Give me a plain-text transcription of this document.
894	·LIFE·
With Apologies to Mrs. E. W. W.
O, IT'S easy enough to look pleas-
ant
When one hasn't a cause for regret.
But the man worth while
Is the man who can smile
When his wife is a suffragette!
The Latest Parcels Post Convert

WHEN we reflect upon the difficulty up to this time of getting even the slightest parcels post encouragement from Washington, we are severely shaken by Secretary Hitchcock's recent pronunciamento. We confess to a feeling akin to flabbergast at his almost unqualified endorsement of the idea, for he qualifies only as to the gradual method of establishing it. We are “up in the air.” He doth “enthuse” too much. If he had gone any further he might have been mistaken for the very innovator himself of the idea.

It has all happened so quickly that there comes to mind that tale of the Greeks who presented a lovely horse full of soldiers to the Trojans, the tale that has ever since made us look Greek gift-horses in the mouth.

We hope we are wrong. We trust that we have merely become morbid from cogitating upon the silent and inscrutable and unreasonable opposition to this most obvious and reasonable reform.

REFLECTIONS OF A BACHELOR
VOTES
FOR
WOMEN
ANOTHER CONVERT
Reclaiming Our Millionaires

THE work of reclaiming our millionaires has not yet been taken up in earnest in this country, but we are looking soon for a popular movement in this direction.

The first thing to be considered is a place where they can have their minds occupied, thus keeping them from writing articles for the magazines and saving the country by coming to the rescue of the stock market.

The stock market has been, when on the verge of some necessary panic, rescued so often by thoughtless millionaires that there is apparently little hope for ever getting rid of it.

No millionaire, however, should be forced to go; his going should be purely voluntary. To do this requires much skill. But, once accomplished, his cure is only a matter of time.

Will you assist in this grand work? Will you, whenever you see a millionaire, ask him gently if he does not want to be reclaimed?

* * * * * * *

[What you are asked to do] Write out every line of the material again, exactly as it reads.

[Result]
Give me a plain-text transcription of this document.
894	·LIFE·
With Apologies to Mrs. E. W. W.
O, IT'S easy enough to look pleas-
ant
When one hasn't a cause for regret.
But the man worth while
Is the man who can smile
When his wife is a suffragette!
The Latest Parcels Post Convert

WHEN we reflect upon the difficulty up to this time of getting even the slightest parcels post encouragement from Washington, we are severely shaken by Secretary Hitchcock's recent pronunciamento. We confess to a feeling akin to flabbergast at his almost unqualified endorsement of the idea, for he qualifies only as to the gradual method of establishing it. We are “up in the air.” He doth “enthuse” too much. If he had gone any further he might have been mistaken for the very innovator himself of the idea.

It has all happened so quickly that there comes to mind that tale of the Greeks who presented a lovely horse full of soldiers to the Trojans, the tale that has ever since made us look Greek gift-horses in the mouth.

We hope we are wrong. We trust that we have merely become morbid from cogitating upon the silent and inscrutable and unreasonable opposition to this most obvious and reasonable reform.

REFLECTIONS OF A BACHELOR
VOTES
FOR
WOMEN
ANOTHER CONVERT
Reclaiming Our Millionaires

THE work of reclaiming our millionaires has not yet been taken up in earnest in this country, but we are looking soon for a popular movement in this direction.

The first thing to be considered is a place where they can have their minds occupied, thus keeping them from writing articles for the magazines and saving the country by coming to the rescue of the stock market.

The stock market has been, when on the verge of some necessary panic, rescued so often by thoughtless millionaires that there is apparently little hope for ever getting rid of it.

No millionaire, however, should be forced to go; his going should be purely voluntary. To do this requires much skill. But, once accomplished, his cure is only a matter of time.

Will you assist in this grand work? Will you, whenever you see a millionaire, ask him gently if he does not want to be reclaimed?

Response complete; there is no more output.